— Items from a dataset —

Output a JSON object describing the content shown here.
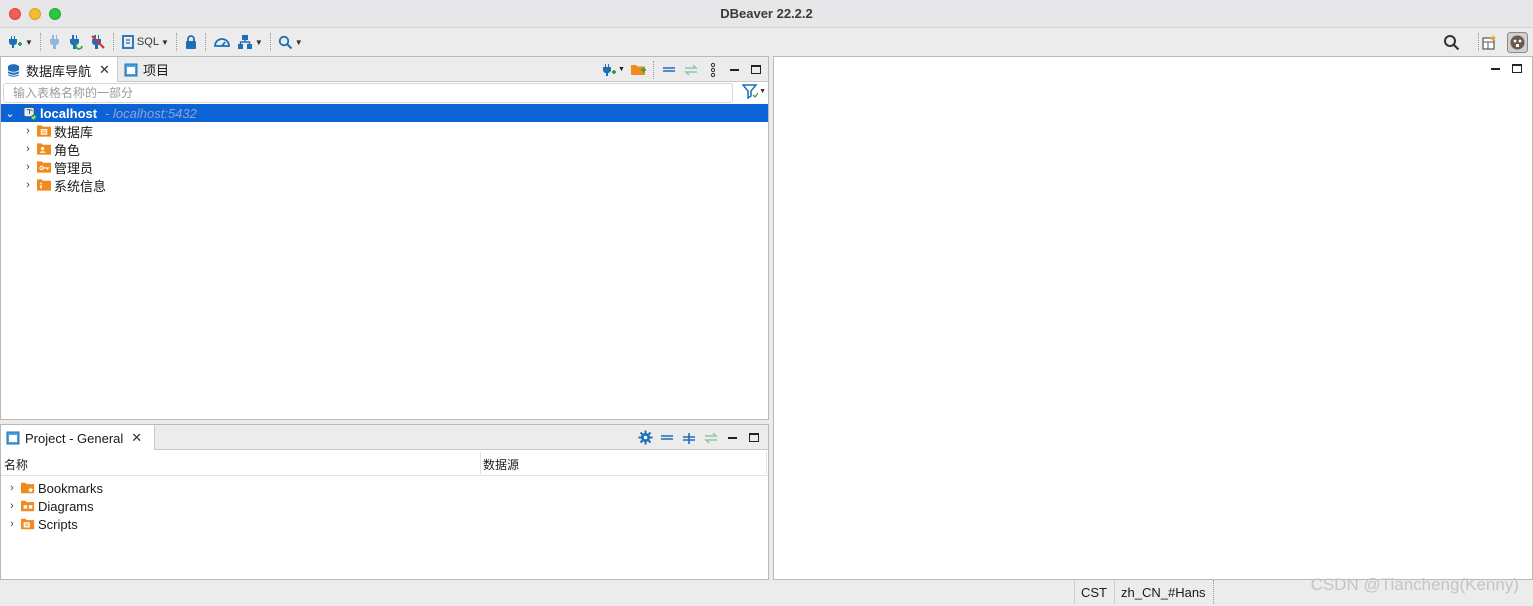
{
  "window": {
    "title": "DBeaver 22.2.2"
  },
  "toolbar": {
    "sql_label": "SQL",
    "icons": [
      "new-connection-icon",
      "connect-icon",
      "reconnect-icon",
      "disconnect-icon",
      "sql-editor-icon",
      "lock-icon",
      "dashboard-icon",
      "navigator-settings-icon",
      "search-icon"
    ]
  },
  "navigator": {
    "tab_label": "数据库导航",
    "filter_placeholder": "输入表格名称的一部分",
    "connection": {
      "label": "localhost",
      "detail": " - localhost:5432"
    },
    "items": [
      {
        "label": "数据库",
        "icon": "database-folder-icon"
      },
      {
        "label": "角色",
        "icon": "roles-folder-icon"
      },
      {
        "label": "管理员",
        "icon": "admin-folder-icon"
      },
      {
        "label": "系统信息",
        "icon": "system-info-folder-icon"
      }
    ]
  },
  "projects_tab": {
    "label": "项目"
  },
  "project_panel": {
    "tab_label": "Project - General",
    "columns": [
      "名称",
      "数据源"
    ],
    "items": [
      {
        "label": "Bookmarks",
        "icon": "bookmarks-folder-icon"
      },
      {
        "label": "Diagrams",
        "icon": "diagrams-folder-icon"
      },
      {
        "label": "Scripts",
        "icon": "scripts-folder-icon"
      }
    ]
  },
  "status": {
    "timezone": "CST",
    "locale": "zh_CN_#Hans"
  },
  "watermark": "CSDN @Tiancheng(Kenny)",
  "colors": {
    "accent": "#0b63d6",
    "folder": "#f08a1c",
    "icon_blue": "#1e6fb8"
  }
}
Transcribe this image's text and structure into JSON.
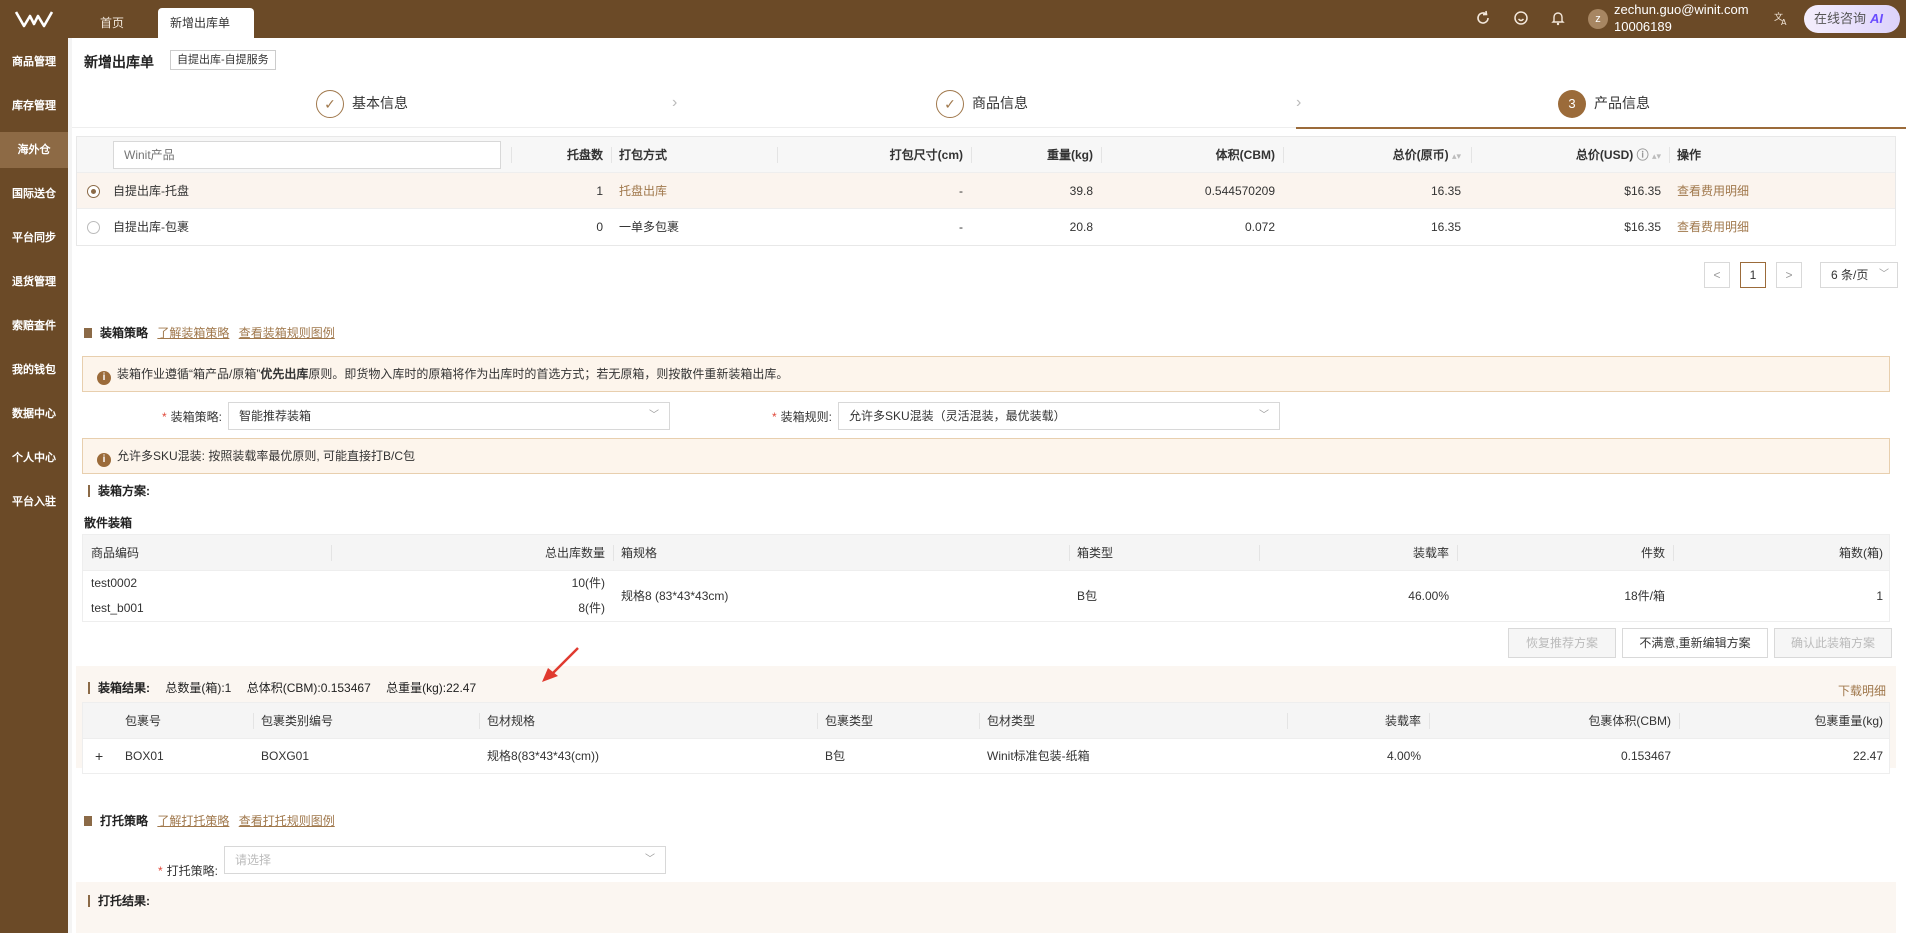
{
  "topbar": {
    "tabs": [
      {
        "label": "首页"
      },
      {
        "label": "新增出库单",
        "close": "×"
      }
    ],
    "user": {
      "avatar": "z",
      "email": "zechun.guo@winit.com",
      "id": "10006189"
    },
    "ai_button": {
      "label": "在线咨询",
      "badge": "AI"
    },
    "icons": [
      "refresh-icon",
      "help-icon",
      "bell-icon",
      "translate-icon"
    ]
  },
  "sidebar": {
    "items": [
      "商品管理",
      "库存管理",
      "海外仓",
      "国际送仓",
      "平台同步",
      "退货管理",
      "索赔查件",
      "我的钱包",
      "数据中心",
      "个人中心",
      "平台入驻"
    ],
    "active_index": 2
  },
  "page": {
    "title": "新增出库单",
    "tag": "自提出库-自提服务"
  },
  "steps": [
    {
      "label": "基本信息",
      "state": "done",
      "mark": "✓"
    },
    {
      "label": "商品信息",
      "state": "done",
      "mark": "✓"
    },
    {
      "label": "产品信息",
      "state": "current",
      "mark": "3"
    }
  ],
  "product_table": {
    "search_placeholder": "Winit产品",
    "headers": {
      "pallets": "托盘数",
      "pack_method": "打包方式",
      "pack_size": "打包尺寸(cm)",
      "weight": "重量(kg)",
      "volume": "体积(CBM)",
      "total_orig": "总价(原币)",
      "total_usd": "总价(USD)",
      "action": "操作"
    },
    "rows": [
      {
        "name": "自提出库-托盘",
        "pallets": "1",
        "pack_method": "托盘出库",
        "pack_size": "-",
        "weight": "39.8",
        "volume": "0.544570209",
        "total_orig": "16.35",
        "total_usd": "$16.35",
        "action": "查看费用明细",
        "selected": true
      },
      {
        "name": "自提出库-包裹",
        "pallets": "0",
        "pack_method": "一单多包裹",
        "pack_size": "-",
        "weight": "20.8",
        "volume": "0.072",
        "total_orig": "16.35",
        "total_usd": "$16.35",
        "action": "查看费用明细",
        "selected": false
      }
    ]
  },
  "pager": {
    "prev": "<",
    "page": "1",
    "next": ">",
    "size": "6 条/页"
  },
  "packing": {
    "title": "装箱策略",
    "link1": "了解装箱策略",
    "link2": "查看装箱规则图例",
    "notice_pre": "装箱作业遵循“箱产品/原箱”",
    "notice_bold": "优先出库",
    "notice_post": "原则。即货物入库时的原箱将作为出库时的首选方式；若无原箱，则按散件重新装箱出库。",
    "strategy_label": "装箱策略:",
    "strategy_value": "智能推荐装箱",
    "rule_label": "装箱规则:",
    "rule_value": "允许多SKU混装（灵活混装，最优装载）",
    "rule_notice": "允许多SKU混装: 按照装载率最优原则, 可能直接打B/C包"
  },
  "plan": {
    "title": "装箱方案:",
    "sub": "散件装箱",
    "headers": {
      "sku": "商品编码",
      "qty": "总出库数量",
      "spec": "箱规格",
      "type": "箱类型",
      "rate": "装载率",
      "pieces": "件数",
      "boxes": "箱数(箱)"
    },
    "items": [
      {
        "sku": "test0002",
        "qty": "10(件)"
      },
      {
        "sku": "test_b001",
        "qty": "8(件)"
      }
    ],
    "spec": "规格8 (83*43*43cm)",
    "type": "B包",
    "rate": "46.00%",
    "pieces": "18件/箱",
    "boxes": "1",
    "buttons": {
      "restore": "恢复推荐方案",
      "edit": "不满意,重新编辑方案",
      "confirm": "确认此装箱方案"
    }
  },
  "result": {
    "title": "装箱结果:",
    "total_boxes": "总数量(箱):1",
    "total_volume": "总体积(CBM):0.153467",
    "total_weight": "总重量(kg):22.47",
    "download": "下载明细",
    "headers": {
      "pkg_no": "包裹号",
      "pkg_cat": "包裹类别编号",
      "material_spec": "包材规格",
      "pkg_type": "包裹类型",
      "material_type": "包材类型",
      "rate": "装载率",
      "volume": "包裹体积(CBM)",
      "weight": "包裹重量(kg)"
    },
    "rows": [
      {
        "expand": "+",
        "pkg_no": "BOX01",
        "pkg_cat": "BOXG01",
        "material_spec": "规格8(83*43*43(cm))",
        "pkg_type": "B包",
        "material_type": "Winit标准包装-纸箱",
        "rate": "4.00%",
        "volume": "0.153467",
        "weight": "22.47"
      }
    ]
  },
  "pallet": {
    "title": "打托策略",
    "link1": "了解打托策略",
    "link2": "查看打托规则图例",
    "strategy_label": "打托策略:",
    "strategy_placeholder": "请选择",
    "result_title": "打托结果:"
  },
  "colors": {
    "brand": "#6b4a27",
    "accent": "#9b6b3a",
    "arrow": "#e03a2f"
  }
}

— To be done —
Write out the whole listing exactly, and drop the pictures.

— Result of this exercise —
Output a JSON object describing the content shown here.
{
  "window": {
    "title": "DBeaver 22.2.2"
  },
  "toolbar": {
    "sql_label": "SQL",
    "icons": [
      "new-connection-icon",
      "connect-icon",
      "reconnect-icon",
      "disconnect-icon",
      "sql-editor-icon",
      "lock-icon",
      "dashboard-icon",
      "navigator-settings-icon",
      "search-icon"
    ]
  },
  "navigator": {
    "tab_label": "数据库导航",
    "filter_placeholder": "输入表格名称的一部分",
    "connection": {
      "label": "localhost",
      "detail": " - localhost:5432"
    },
    "items": [
      {
        "label": "数据库",
        "icon": "database-folder-icon"
      },
      {
        "label": "角色",
        "icon": "roles-folder-icon"
      },
      {
        "label": "管理员",
        "icon": "admin-folder-icon"
      },
      {
        "label": "系统信息",
        "icon": "system-info-folder-icon"
      }
    ]
  },
  "projects_tab": {
    "label": "项目"
  },
  "project_panel": {
    "tab_label": "Project - General",
    "columns": [
      "名称",
      "数据源"
    ],
    "items": [
      {
        "label": "Bookmarks",
        "icon": "bookmarks-folder-icon"
      },
      {
        "label": "Diagrams",
        "icon": "diagrams-folder-icon"
      },
      {
        "label": "Scripts",
        "icon": "scripts-folder-icon"
      }
    ]
  },
  "status": {
    "timezone": "CST",
    "locale": "zh_CN_#Hans"
  },
  "watermark": "CSDN @Tiancheng(Kenny)",
  "colors": {
    "accent": "#0b63d6",
    "folder": "#f08a1c",
    "icon_blue": "#1e6fb8"
  }
}
Transcribe this image's text and structure into JSON.
{
  "topbar": {
    "tabs": [
      {
        "label": "首页"
      },
      {
        "label": "新增出库单",
        "close": "×"
      }
    ],
    "user": {
      "avatar": "z",
      "email": "zechun.guo@winit.com",
      "id": "10006189"
    },
    "ai_button": {
      "label": "在线咨询",
      "badge": "AI"
    },
    "icons": [
      "refresh-icon",
      "help-icon",
      "bell-icon",
      "translate-icon"
    ]
  },
  "sidebar": {
    "items": [
      "商品管理",
      "库存管理",
      "海外仓",
      "国际送仓",
      "平台同步",
      "退货管理",
      "索赔查件",
      "我的钱包",
      "数据中心",
      "个人中心",
      "平台入驻"
    ],
    "active_index": 2
  },
  "page": {
    "title": "新增出库单",
    "tag": "自提出库-自提服务"
  },
  "steps": [
    {
      "label": "基本信息",
      "state": "done",
      "mark": "✓"
    },
    {
      "label": "商品信息",
      "state": "done",
      "mark": "✓"
    },
    {
      "label": "产品信息",
      "state": "current",
      "mark": "3"
    }
  ],
  "product_table": {
    "search_placeholder": "Winit产品",
    "headers": {
      "pallets": "托盘数",
      "pack_method": "打包方式",
      "pack_size": "打包尺寸(cm)",
      "weight": "重量(kg)",
      "volume": "体积(CBM)",
      "total_orig": "总价(原币)",
      "total_usd": "总价(USD)",
      "action": "操作"
    },
    "rows": [
      {
        "name": "自提出库-托盘",
        "pallets": "1",
        "pack_method": "托盘出库",
        "pack_size": "-",
        "weight": "39.8",
        "volume": "0.544570209",
        "total_orig": "16.35",
        "total_usd": "$16.35",
        "action": "查看费用明细",
        "selected": true
      },
      {
        "name": "自提出库-包裹",
        "pallets": "0",
        "pack_method": "一单多包裹",
        "pack_size": "-",
        "weight": "20.8",
        "volume": "0.072",
        "total_orig": "16.35",
        "total_usd": "$16.35",
        "action": "查看费用明细",
        "selected": false
      }
    ]
  },
  "pager": {
    "prev": "<",
    "page": "1",
    "next": ">",
    "size": "6 条/页"
  },
  "packing": {
    "title": "装箱策略",
    "link1": "了解装箱策略",
    "link2": "查看装箱规则图例",
    "notice_pre": "装箱作业遵循“箱产品/原箱”",
    "notice_bold": "优先出库",
    "notice_post": "原则。即货物入库时的原箱将作为出库时的首选方式；若无原箱，则按散件重新装箱出库。",
    "strategy_label": "装箱策略:",
    "strategy_value": "智能推荐装箱",
    "rule_label": "装箱规则:",
    "rule_value": "允许多SKU混装（灵活混装，最优装载）",
    "rule_notice": "允许多SKU混装: 按照装载率最优原则, 可能直接打B/C包"
  },
  "plan": {
    "title": "装箱方案:",
    "sub": "散件装箱",
    "headers": {
      "sku": "商品编码",
      "qty": "总出库数量",
      "spec": "箱规格",
      "type": "箱类型",
      "rate": "装载率",
      "pieces": "件数",
      "boxes": "箱数(箱)"
    },
    "items": [
      {
        "sku": "test0002",
        "qty": "10(件)"
      },
      {
        "sku": "test_b001",
        "qty": "8(件)"
      }
    ],
    "spec": "规格8 (83*43*43cm)",
    "type": "B包",
    "rate": "46.00%",
    "pieces": "18件/箱",
    "boxes": "1",
    "buttons": {
      "restore": "恢复推荐方案",
      "edit": "不满意,重新编辑方案",
      "confirm": "确认此装箱方案"
    }
  },
  "result": {
    "title": "装箱结果:",
    "total_boxes": "总数量(箱):1",
    "total_volume": "总体积(CBM):0.153467",
    "total_weight": "总重量(kg):22.47",
    "download": "下载明细",
    "headers": {
      "pkg_no": "包裹号",
      "pkg_cat": "包裹类别编号",
      "material_spec": "包材规格",
      "pkg_type": "包裹类型",
      "material_type": "包材类型",
      "rate": "装载率",
      "volume": "包裹体积(CBM)",
      "weight": "包裹重量(kg)"
    },
    "rows": [
      {
        "expand": "+",
        "pkg_no": "BOX01",
        "pkg_cat": "BOXG01",
        "material_spec": "规格8(83*43*43(cm))",
        "pkg_type": "B包",
        "material_type": "Winit标准包装-纸箱",
        "rate": "4.00%",
        "volume": "0.153467",
        "weight": "22.47"
      }
    ]
  },
  "pallet": {
    "title": "打托策略",
    "link1": "了解打托策略",
    "link2": "查看打托规则图例",
    "strategy_label": "打托策略:",
    "strategy_placeholder": "请选择",
    "result_title": "打托结果:"
  },
  "colors": {
    "brand": "#6b4a27",
    "accent": "#9b6b3a",
    "arrow": "#e03a2f"
  }
}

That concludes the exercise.